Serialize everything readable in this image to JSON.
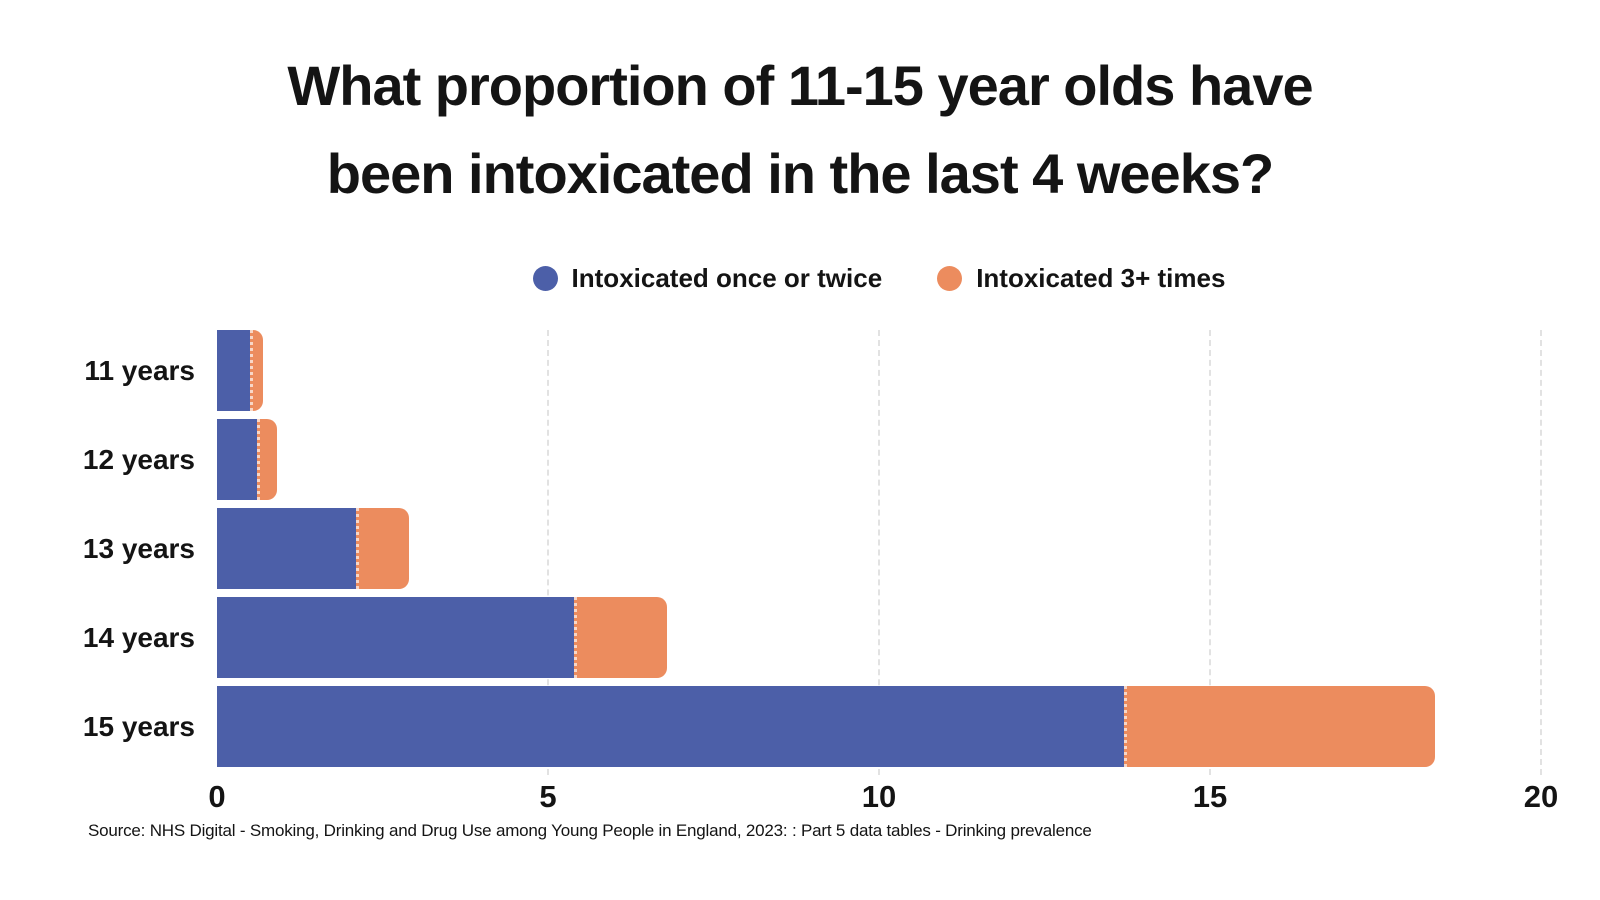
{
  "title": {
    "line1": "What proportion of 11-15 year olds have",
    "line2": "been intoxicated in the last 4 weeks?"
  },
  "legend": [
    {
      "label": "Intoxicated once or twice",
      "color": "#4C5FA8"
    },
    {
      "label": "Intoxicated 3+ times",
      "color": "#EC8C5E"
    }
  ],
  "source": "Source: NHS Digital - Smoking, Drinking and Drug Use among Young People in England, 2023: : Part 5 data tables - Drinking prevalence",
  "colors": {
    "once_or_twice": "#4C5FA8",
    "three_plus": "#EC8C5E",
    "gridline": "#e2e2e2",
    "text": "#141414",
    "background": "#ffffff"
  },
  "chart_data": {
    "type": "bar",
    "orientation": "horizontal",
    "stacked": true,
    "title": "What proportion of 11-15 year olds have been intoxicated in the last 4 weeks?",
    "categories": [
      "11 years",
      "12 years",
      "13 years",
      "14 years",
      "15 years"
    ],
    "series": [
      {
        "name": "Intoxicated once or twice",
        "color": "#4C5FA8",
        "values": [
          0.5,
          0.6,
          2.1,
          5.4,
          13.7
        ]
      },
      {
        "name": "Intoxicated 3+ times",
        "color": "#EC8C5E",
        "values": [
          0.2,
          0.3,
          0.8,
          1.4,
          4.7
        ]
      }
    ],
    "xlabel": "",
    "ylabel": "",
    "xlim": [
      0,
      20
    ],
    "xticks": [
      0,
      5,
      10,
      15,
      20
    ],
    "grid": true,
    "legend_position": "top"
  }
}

● ● ● ●

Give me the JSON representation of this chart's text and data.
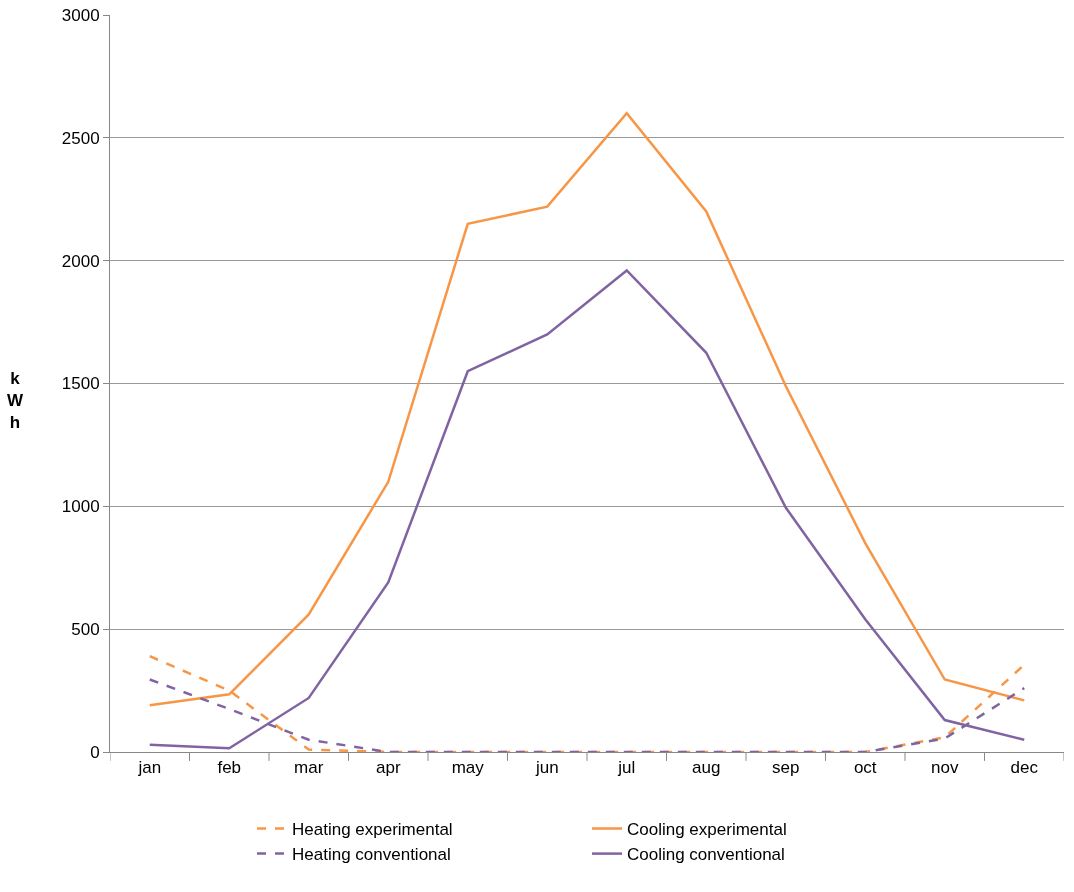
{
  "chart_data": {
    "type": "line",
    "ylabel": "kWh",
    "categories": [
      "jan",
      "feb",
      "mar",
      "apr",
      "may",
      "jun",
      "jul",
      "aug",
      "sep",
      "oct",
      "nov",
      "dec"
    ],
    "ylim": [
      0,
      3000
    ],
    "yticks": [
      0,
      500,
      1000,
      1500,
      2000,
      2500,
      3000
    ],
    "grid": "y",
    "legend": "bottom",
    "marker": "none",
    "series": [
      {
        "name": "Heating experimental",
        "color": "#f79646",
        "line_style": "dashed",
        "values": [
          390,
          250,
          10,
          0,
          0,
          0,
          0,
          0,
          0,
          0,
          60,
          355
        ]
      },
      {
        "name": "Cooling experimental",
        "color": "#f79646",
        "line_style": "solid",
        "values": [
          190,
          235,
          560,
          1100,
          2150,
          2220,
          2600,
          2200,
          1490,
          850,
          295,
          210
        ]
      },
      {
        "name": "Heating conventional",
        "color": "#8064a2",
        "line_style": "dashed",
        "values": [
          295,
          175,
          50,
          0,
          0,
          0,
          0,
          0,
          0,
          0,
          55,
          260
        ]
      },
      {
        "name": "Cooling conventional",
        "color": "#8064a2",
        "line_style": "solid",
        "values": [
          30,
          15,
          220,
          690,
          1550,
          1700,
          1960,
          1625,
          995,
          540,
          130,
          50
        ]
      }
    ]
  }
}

● ● ● ●

* [PROBLEM DESCRIPTION] Check each line above for "years" and return the ones that have it.

* [FULL SOLUTION]
      "11 years",
      "12 years",
      "13 years",
      "14 years",
      "15 years"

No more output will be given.